>> Start DATASET

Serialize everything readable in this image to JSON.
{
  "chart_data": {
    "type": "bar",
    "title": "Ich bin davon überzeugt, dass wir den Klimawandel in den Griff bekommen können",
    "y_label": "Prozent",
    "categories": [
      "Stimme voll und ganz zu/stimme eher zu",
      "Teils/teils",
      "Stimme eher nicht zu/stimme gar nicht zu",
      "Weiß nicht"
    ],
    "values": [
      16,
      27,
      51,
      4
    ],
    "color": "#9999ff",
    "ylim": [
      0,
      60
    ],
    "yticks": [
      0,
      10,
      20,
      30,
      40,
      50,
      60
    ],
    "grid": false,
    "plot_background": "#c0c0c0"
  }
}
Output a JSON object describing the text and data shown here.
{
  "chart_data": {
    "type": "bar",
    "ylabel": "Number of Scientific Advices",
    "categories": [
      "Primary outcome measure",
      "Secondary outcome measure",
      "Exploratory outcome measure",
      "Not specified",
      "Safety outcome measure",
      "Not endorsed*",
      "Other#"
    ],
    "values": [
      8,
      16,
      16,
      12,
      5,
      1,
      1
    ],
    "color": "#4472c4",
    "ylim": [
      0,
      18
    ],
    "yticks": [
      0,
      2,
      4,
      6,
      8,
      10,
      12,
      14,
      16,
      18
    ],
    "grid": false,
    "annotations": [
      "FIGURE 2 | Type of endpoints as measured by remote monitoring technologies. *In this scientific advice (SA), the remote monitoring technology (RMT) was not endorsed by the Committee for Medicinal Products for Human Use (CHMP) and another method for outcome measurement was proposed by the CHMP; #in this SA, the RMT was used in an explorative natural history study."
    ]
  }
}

>> End DATASET

** REQUIRED WORK **
Repeat every line of the material exactly as given.

** COMPLETE RESPONSE **
Serialize everything readable in this image to JSON.
{
  "chart_data": {
    "type": "bar",
    "title": "Ich bin davon überzeugt, dass wir den Klimawandel in den Griff bekommen können",
    "y_label": "Prozent",
    "categories": [
      "Stimme voll und ganz zu/stimme eher zu",
      "Teils/teils",
      "Stimme eher nicht zu/stimme gar nicht zu",
      "Weiß nicht"
    ],
    "values": [
      16,
      27,
      51,
      4
    ],
    "color": "#9999ff",
    "ylim": [
      0,
      60
    ],
    "yticks": [
      0,
      10,
      20,
      30,
      40,
      50,
      60
    ],
    "grid": false,
    "plot_background": "#c0c0c0"
  }
}
Output a JSON object describing the text and data shown here.
{
  "chart_data": {
    "type": "bar",
    "ylabel": "Number of Scientific Advices",
    "categories": [
      "Primary outcome measure",
      "Secondary outcome measure",
      "Exploratory outcome measure",
      "Not specified",
      "Safety outcome measure",
      "Not endorsed*",
      "Other#"
    ],
    "values": [
      8,
      16,
      16,
      12,
      5,
      1,
      1
    ],
    "color": "#4472c4",
    "ylim": [
      0,
      18
    ],
    "yticks": [
      0,
      2,
      4,
      6,
      8,
      10,
      12,
      14,
      16,
      18
    ],
    "grid": false,
    "annotations": [
      "FIGURE 2 | Type of endpoints as measured by remote monitoring technologies. *In this scientific advice (SA), the remote monitoring technology (RMT) was not endorsed by the Committee for Medicinal Products for Human Use (CHMP) and another method for outcome measurement was proposed by the CHMP; #in this SA, the RMT was used in an explorative natural history study."
    ]
  }
}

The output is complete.